> _Exercise brief_: Set down the material below word for word, excluding the pictures.
++++ Information supplied
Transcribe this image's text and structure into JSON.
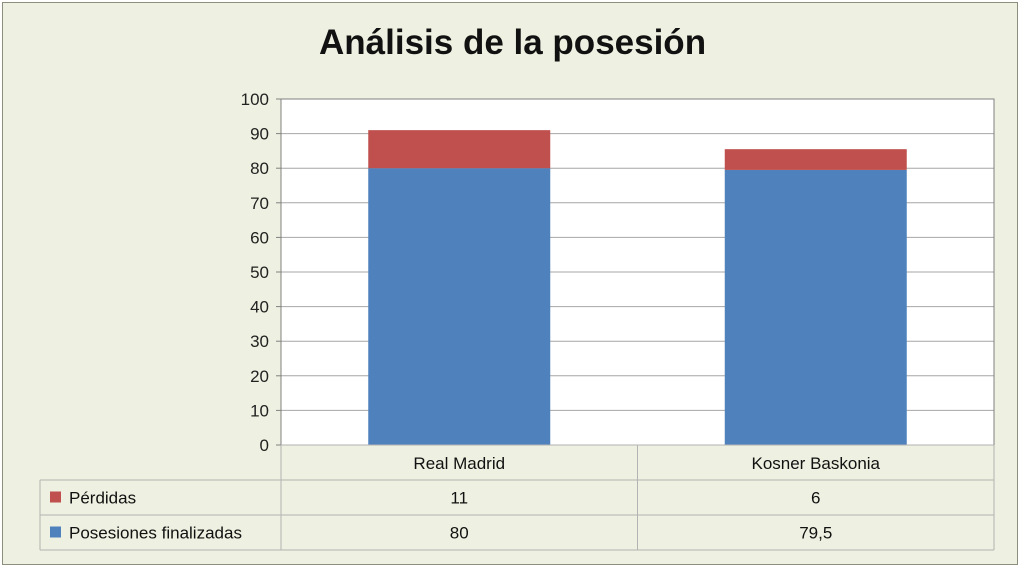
{
  "chart_data": {
    "type": "bar",
    "stacked": true,
    "title": "Análisis de la posesión",
    "categories": [
      "Real Madrid",
      "Kosner Baskonia"
    ],
    "series": [
      {
        "name": "Posesiones finalizadas",
        "values": [
          80,
          79.5
        ],
        "labels": [
          "80",
          "79,5"
        ],
        "color": "#4f81bd"
      },
      {
        "name": "Pérdidas",
        "values": [
          11,
          6
        ],
        "labels": [
          "11",
          "6"
        ],
        "color": "#c0504d"
      }
    ],
    "yticks": [
      "0",
      "10",
      "20",
      "30",
      "40",
      "50",
      "60",
      "70",
      "80",
      "90",
      "100"
    ],
    "ylim": [
      0,
      100
    ],
    "grid": true,
    "legend": "data-table",
    "table_row_order": [
      1,
      0
    ]
  }
}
++++++++
> _Solution for this task_:
Transcribe this image's text and structure into JSON.
{
  "chart_data": {
    "type": "bar",
    "stacked": true,
    "title": "Análisis de la posesión",
    "categories": [
      "Real Madrid",
      "Kosner Baskonia"
    ],
    "series": [
      {
        "name": "Posesiones finalizadas",
        "values": [
          80,
          79.5
        ],
        "labels": [
          "80",
          "79,5"
        ],
        "color": "#4f81bd"
      },
      {
        "name": "Pérdidas",
        "values": [
          11,
          6
        ],
        "labels": [
          "11",
          "6"
        ],
        "color": "#c0504d"
      }
    ],
    "yticks": [
      "0",
      "10",
      "20",
      "30",
      "40",
      "50",
      "60",
      "70",
      "80",
      "90",
      "100"
    ],
    "ylim": [
      0,
      100
    ],
    "grid": true,
    "legend": "data-table",
    "table_row_order": [
      1,
      0
    ]
  }
}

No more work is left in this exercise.